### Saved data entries
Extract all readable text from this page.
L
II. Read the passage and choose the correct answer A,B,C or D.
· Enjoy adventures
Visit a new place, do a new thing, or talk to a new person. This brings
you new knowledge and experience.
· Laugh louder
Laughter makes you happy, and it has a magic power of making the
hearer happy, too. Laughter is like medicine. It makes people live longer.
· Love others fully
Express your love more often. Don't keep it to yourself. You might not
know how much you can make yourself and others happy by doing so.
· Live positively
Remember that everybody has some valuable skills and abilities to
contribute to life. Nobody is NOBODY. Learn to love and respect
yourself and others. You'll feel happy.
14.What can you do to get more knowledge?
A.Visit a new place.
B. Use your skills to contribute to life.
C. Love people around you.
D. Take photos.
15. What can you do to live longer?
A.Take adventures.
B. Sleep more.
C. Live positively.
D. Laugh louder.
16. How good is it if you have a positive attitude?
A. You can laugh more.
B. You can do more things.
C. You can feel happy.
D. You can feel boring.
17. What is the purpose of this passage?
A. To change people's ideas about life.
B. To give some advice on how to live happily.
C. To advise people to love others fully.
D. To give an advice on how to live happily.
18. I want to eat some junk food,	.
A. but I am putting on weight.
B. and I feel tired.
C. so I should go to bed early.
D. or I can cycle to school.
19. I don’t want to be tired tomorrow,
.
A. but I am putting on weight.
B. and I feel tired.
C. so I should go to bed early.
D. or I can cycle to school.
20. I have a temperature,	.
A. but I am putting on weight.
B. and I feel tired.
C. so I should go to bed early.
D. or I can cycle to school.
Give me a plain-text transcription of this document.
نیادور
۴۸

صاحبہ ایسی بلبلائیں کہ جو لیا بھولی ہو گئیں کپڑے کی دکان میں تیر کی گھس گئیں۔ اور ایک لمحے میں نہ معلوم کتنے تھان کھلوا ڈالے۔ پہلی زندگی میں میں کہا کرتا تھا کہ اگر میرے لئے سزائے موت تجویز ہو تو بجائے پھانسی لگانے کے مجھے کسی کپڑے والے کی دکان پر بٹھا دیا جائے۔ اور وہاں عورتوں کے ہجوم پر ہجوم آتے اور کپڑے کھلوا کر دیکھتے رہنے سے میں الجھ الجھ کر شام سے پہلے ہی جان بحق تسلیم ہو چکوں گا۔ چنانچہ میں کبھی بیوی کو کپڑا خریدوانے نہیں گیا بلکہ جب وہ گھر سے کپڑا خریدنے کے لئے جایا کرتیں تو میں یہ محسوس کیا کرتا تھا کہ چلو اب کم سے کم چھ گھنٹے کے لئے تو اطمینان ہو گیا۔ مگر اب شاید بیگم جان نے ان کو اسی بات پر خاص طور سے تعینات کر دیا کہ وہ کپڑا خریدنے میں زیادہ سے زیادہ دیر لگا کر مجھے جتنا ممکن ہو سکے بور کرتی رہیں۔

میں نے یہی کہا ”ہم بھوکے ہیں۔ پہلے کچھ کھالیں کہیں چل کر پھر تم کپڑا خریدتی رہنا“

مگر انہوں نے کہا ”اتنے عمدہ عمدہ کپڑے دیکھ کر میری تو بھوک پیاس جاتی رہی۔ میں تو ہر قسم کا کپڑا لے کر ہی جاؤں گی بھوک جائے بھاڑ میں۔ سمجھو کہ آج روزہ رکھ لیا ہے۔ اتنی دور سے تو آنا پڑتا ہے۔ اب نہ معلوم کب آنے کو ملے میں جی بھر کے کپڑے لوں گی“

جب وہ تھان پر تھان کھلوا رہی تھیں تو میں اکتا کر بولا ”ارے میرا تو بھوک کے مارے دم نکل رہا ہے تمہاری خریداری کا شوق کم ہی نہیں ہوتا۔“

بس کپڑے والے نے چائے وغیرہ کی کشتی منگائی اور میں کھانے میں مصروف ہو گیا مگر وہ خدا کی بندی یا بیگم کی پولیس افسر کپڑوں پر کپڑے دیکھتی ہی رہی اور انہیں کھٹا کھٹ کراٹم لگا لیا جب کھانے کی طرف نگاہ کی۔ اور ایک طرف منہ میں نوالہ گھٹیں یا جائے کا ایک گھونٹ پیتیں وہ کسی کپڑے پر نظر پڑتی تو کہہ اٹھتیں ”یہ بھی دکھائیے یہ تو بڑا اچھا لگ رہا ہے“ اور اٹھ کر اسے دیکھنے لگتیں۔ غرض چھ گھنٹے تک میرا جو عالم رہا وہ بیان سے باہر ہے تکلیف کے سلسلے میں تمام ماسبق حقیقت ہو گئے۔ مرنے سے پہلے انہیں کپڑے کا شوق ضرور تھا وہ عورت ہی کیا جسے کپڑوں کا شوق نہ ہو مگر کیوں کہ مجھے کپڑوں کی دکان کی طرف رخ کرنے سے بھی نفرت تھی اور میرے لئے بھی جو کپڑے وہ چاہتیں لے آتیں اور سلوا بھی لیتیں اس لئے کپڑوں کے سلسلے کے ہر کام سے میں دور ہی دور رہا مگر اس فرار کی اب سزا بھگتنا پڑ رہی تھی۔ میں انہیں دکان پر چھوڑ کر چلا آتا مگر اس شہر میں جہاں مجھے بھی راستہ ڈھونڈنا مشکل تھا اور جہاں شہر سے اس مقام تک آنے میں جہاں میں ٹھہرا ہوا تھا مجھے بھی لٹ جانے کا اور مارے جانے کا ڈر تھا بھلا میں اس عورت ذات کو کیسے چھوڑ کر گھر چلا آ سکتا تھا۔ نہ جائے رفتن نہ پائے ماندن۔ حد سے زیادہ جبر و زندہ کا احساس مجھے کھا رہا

...

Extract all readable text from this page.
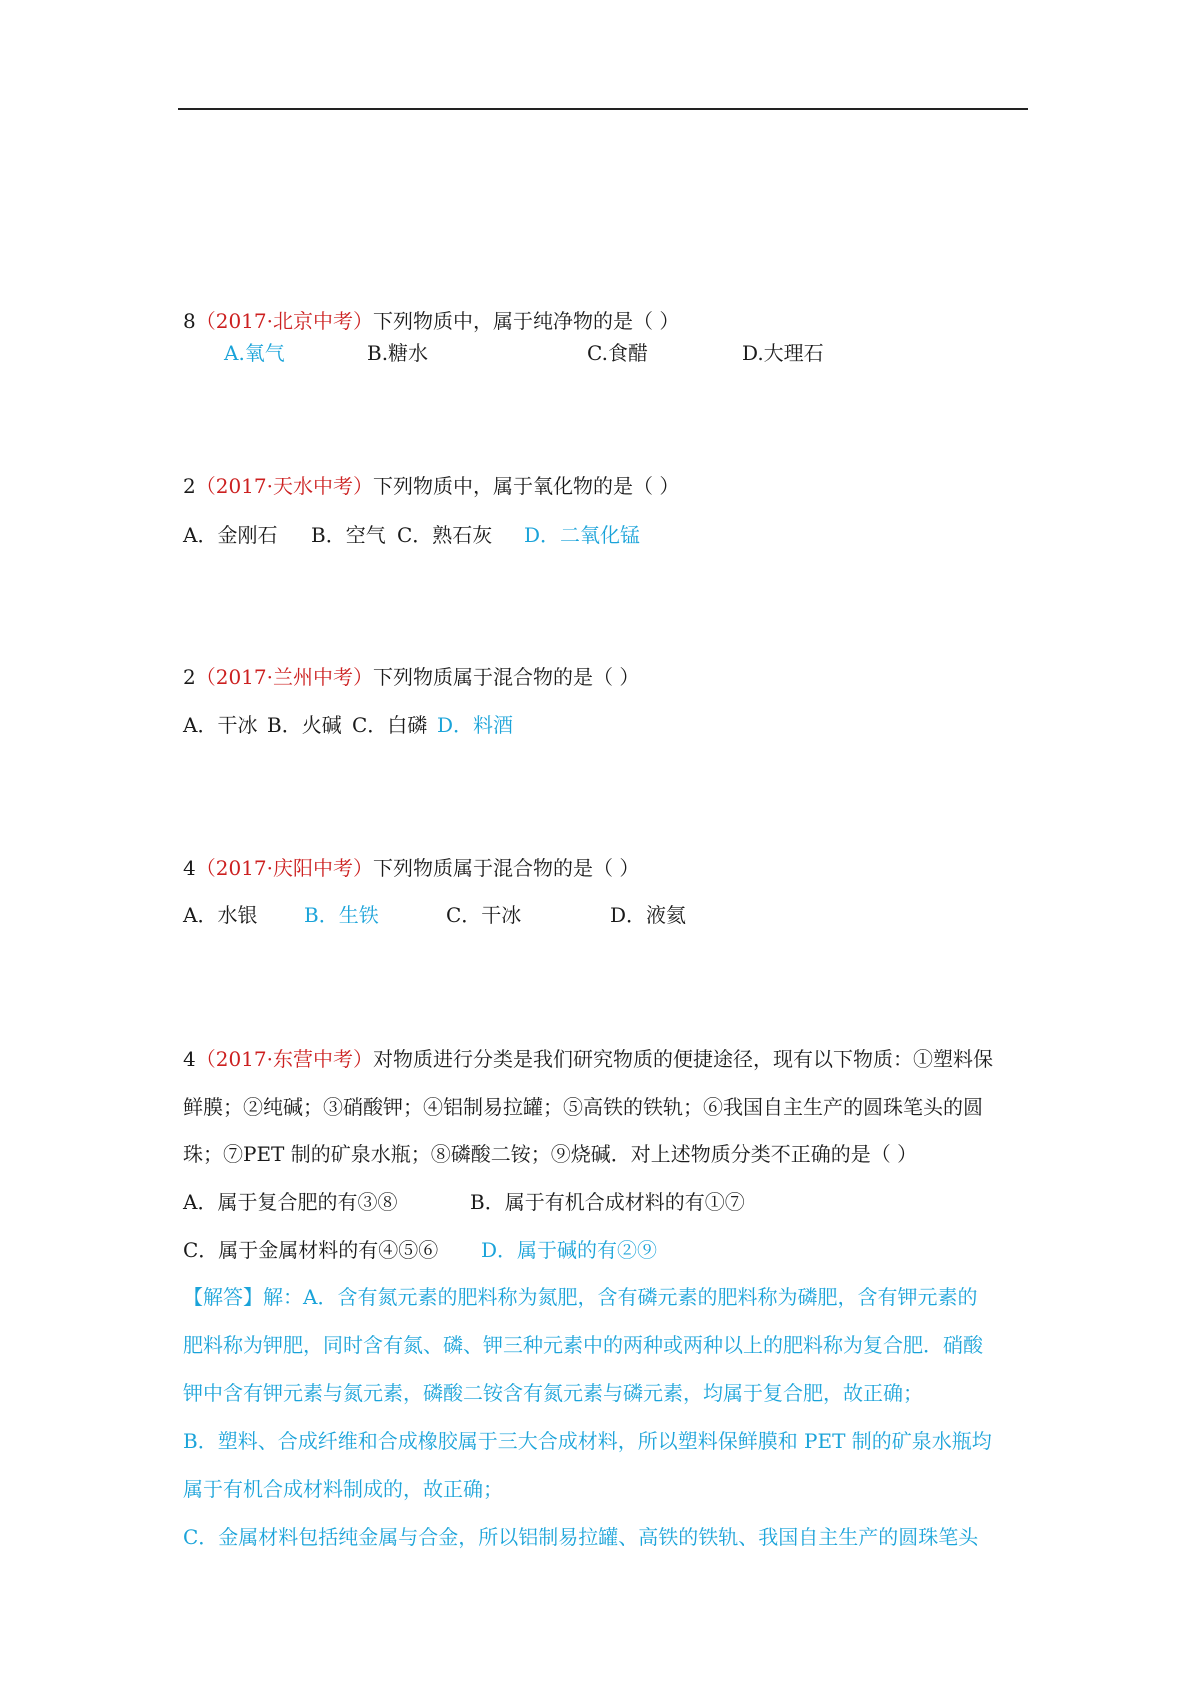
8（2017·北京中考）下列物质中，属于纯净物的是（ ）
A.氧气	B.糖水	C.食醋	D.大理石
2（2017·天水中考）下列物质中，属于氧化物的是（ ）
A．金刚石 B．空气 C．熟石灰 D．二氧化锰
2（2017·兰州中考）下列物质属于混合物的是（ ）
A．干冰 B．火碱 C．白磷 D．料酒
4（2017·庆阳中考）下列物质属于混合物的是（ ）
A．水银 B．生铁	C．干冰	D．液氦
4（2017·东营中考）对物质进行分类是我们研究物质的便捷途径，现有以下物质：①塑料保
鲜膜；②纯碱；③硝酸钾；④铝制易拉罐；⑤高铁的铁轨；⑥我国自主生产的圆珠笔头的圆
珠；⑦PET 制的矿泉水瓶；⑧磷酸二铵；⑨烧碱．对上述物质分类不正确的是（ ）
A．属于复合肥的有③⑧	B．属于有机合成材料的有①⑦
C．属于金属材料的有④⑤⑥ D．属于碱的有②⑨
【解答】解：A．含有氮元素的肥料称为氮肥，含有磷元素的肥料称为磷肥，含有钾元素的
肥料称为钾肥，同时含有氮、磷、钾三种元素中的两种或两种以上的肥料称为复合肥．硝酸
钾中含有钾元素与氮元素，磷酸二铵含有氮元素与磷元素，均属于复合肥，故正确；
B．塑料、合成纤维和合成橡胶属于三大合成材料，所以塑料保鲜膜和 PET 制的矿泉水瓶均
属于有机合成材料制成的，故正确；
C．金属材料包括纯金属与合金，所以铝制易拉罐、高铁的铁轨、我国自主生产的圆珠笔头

### What the task asks
Collect each line above holding the string "people".

### Written reply
hearer happy, too. Laughter is like medicine. It makes people live longer.
C. Love people around you.
A. To change people's ideas about life.
C. To advise people to love others fully.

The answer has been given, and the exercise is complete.